━━━ The data

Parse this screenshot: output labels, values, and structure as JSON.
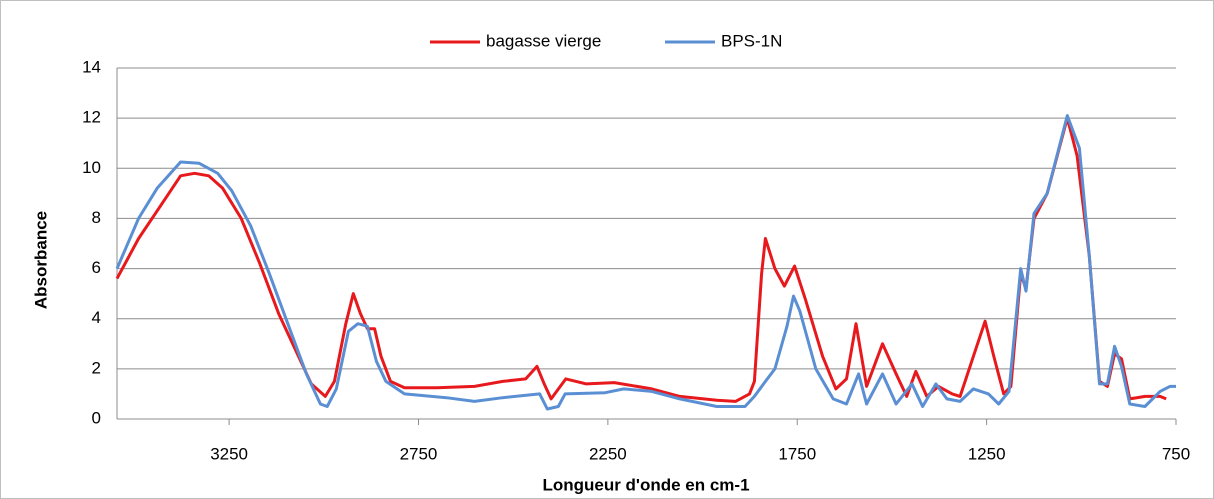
{
  "chart_data": {
    "type": "line",
    "xlabel": "Longueur d'onde en cm-1",
    "ylabel": "Absorbance",
    "xlim": [
      3546,
      750
    ],
    "ylim": [
      0,
      14
    ],
    "xticks": [
      3250,
      2750,
      2250,
      1750,
      1250,
      750
    ],
    "yticks": [
      0,
      2,
      4,
      6,
      8,
      10,
      12,
      14
    ],
    "grid": true,
    "legend": "top",
    "series": [
      {
        "name": "bagasse vierge",
        "color": "#e8191c",
        "x": [
          3546,
          3489,
          3440,
          3378,
          3341,
          3304,
          3267,
          3218,
          3169,
          3119,
          3070,
          3033,
          2996,
          2972,
          2942,
          2922,
          2903,
          2885,
          2866,
          2849,
          2824,
          2787,
          2701,
          2602,
          2528,
          2467,
          2437,
          2418,
          2400,
          2361,
          2307,
          2233,
          2134,
          2060,
          1962,
          1913,
          1876,
          1863,
          1844,
          1834,
          1809,
          1784,
          1757,
          1729,
          1683,
          1648,
          1620,
          1595,
          1567,
          1525,
          1489,
          1461,
          1437,
          1408,
          1377,
          1341,
          1320,
          1285,
          1254,
          1231,
          1205,
          1186,
          1160,
          1146,
          1125,
          1090,
          1037,
          1011,
          979,
          952,
          931,
          912,
          894,
          872,
          832,
          792,
          776
        ],
        "values": [
          5.6,
          7.2,
          8.3,
          9.7,
          9.8,
          9.7,
          9.2,
          8.0,
          6.2,
          4.2,
          2.6,
          1.4,
          0.9,
          1.5,
          3.8,
          5.0,
          4.2,
          3.6,
          3.6,
          2.5,
          1.5,
          1.25,
          1.25,
          1.3,
          1.5,
          1.6,
          2.1,
          1.4,
          0.8,
          1.6,
          1.4,
          1.45,
          1.2,
          0.9,
          0.75,
          0.7,
          1.0,
          1.5,
          5.8,
          7.2,
          6.0,
          5.3,
          6.1,
          4.8,
          2.5,
          1.2,
          1.6,
          3.8,
          1.3,
          3.0,
          1.8,
          0.9,
          1.9,
          0.9,
          1.3,
          1.0,
          0.9,
          2.5,
          3.9,
          2.5,
          1.0,
          1.3,
          5.8,
          5.2,
          8.0,
          9.0,
          12.0,
          10.5,
          6.5,
          1.5,
          1.3,
          2.6,
          2.4,
          0.8,
          0.9,
          0.9,
          0.8
        ]
      },
      {
        "name": "BPS-1N",
        "color": "#5b8fd4",
        "x": [
          3546,
          3489,
          3440,
          3378,
          3329,
          3280,
          3243,
          3193,
          3144,
          3095,
          3046,
          3009,
          2991,
          2967,
          2935,
          2910,
          2885,
          2861,
          2836,
          2787,
          2676,
          2602,
          2528,
          2430,
          2410,
          2381,
          2363,
          2257,
          2208,
          2134,
          2060,
          1962,
          1888,
          1863,
          1834,
          1809,
          1777,
          1760,
          1743,
          1701,
          1655,
          1620,
          1588,
          1567,
          1525,
          1489,
          1447,
          1419,
          1384,
          1355,
          1320,
          1285,
          1245,
          1218,
          1191,
          1160,
          1146,
          1125,
          1090,
          1037,
          1005,
          979,
          952,
          931,
          912,
          894,
          872,
          832,
          792,
          766,
          750
        ],
        "values": [
          6.0,
          8.0,
          9.2,
          10.25,
          10.2,
          9.8,
          9.1,
          7.7,
          5.8,
          3.8,
          1.8,
          0.6,
          0.5,
          1.2,
          3.5,
          3.8,
          3.7,
          2.3,
          1.5,
          1.0,
          0.85,
          0.7,
          0.85,
          1.0,
          0.4,
          0.5,
          1.0,
          1.05,
          1.2,
          1.1,
          0.8,
          0.5,
          0.5,
          0.9,
          1.5,
          2.0,
          3.7,
          4.9,
          4.3,
          2.0,
          0.8,
          0.6,
          1.8,
          0.6,
          1.8,
          0.6,
          1.4,
          0.5,
          1.4,
          0.8,
          0.7,
          1.2,
          1.0,
          0.6,
          1.1,
          6.0,
          5.1,
          8.2,
          9.0,
          12.1,
          10.8,
          6.5,
          1.4,
          1.4,
          2.9,
          2.1,
          0.6,
          0.5,
          1.1,
          1.3,
          1.3
        ]
      }
    ]
  }
}
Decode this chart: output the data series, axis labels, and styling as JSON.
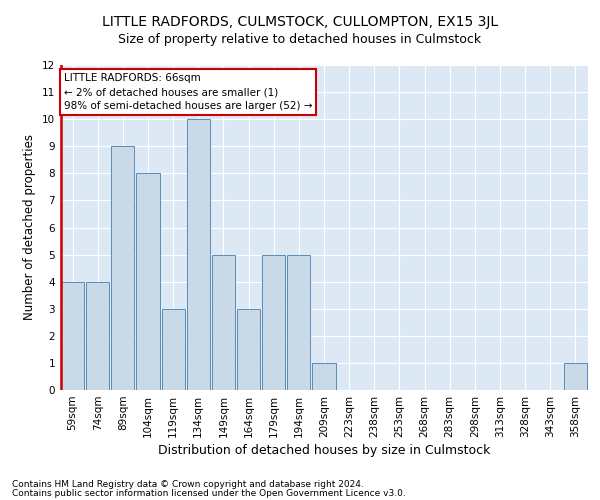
{
  "title": "LITTLE RADFORDS, CULMSTOCK, CULLOMPTON, EX15 3JL",
  "subtitle": "Size of property relative to detached houses in Culmstock",
  "xlabel": "Distribution of detached houses by size in Culmstock",
  "ylabel": "Number of detached properties",
  "footer_line1": "Contains HM Land Registry data © Crown copyright and database right 2024.",
  "footer_line2": "Contains public sector information licensed under the Open Government Licence v3.0.",
  "bins": [
    "59sqm",
    "74sqm",
    "89sqm",
    "104sqm",
    "119sqm",
    "134sqm",
    "149sqm",
    "164sqm",
    "179sqm",
    "194sqm",
    "209sqm",
    "223sqm",
    "238sqm",
    "253sqm",
    "268sqm",
    "283sqm",
    "298sqm",
    "313sqm",
    "328sqm",
    "343sqm",
    "358sqm"
  ],
  "values": [
    4,
    4,
    9,
    8,
    3,
    10,
    5,
    3,
    5,
    5,
    1,
    0,
    0,
    0,
    0,
    0,
    0,
    0,
    0,
    0,
    1
  ],
  "bar_color": "#c9d9e8",
  "bar_edge_color": "#5b8db8",
  "highlight_bin_index": 0,
  "highlight_color": "#cc0000",
  "annotation_text": "LITTLE RADFORDS: 66sqm\n← 2% of detached houses are smaller (1)\n98% of semi-detached houses are larger (52) →",
  "annotation_box_color": "#ffffff",
  "annotation_box_edge_color": "#cc0000",
  "ylim": [
    0,
    12
  ],
  "yticks": [
    0,
    1,
    2,
    3,
    4,
    5,
    6,
    7,
    8,
    9,
    10,
    11,
    12
  ],
  "background_color": "#dce9f5",
  "grid_color": "#ffffff",
  "title_fontsize": 10,
  "subtitle_fontsize": 9,
  "axis_label_fontsize": 8.5,
  "tick_fontsize": 7.5,
  "annotation_fontsize": 7.5,
  "footer_fontsize": 6.5
}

━━━━━━

**Work to be completed**
From the data above, copy each line that holds "values".

**Finished answer**
Parse this screenshot: output labels, values, and structure as JSON.
        "values": [
        "values": [
  "values": [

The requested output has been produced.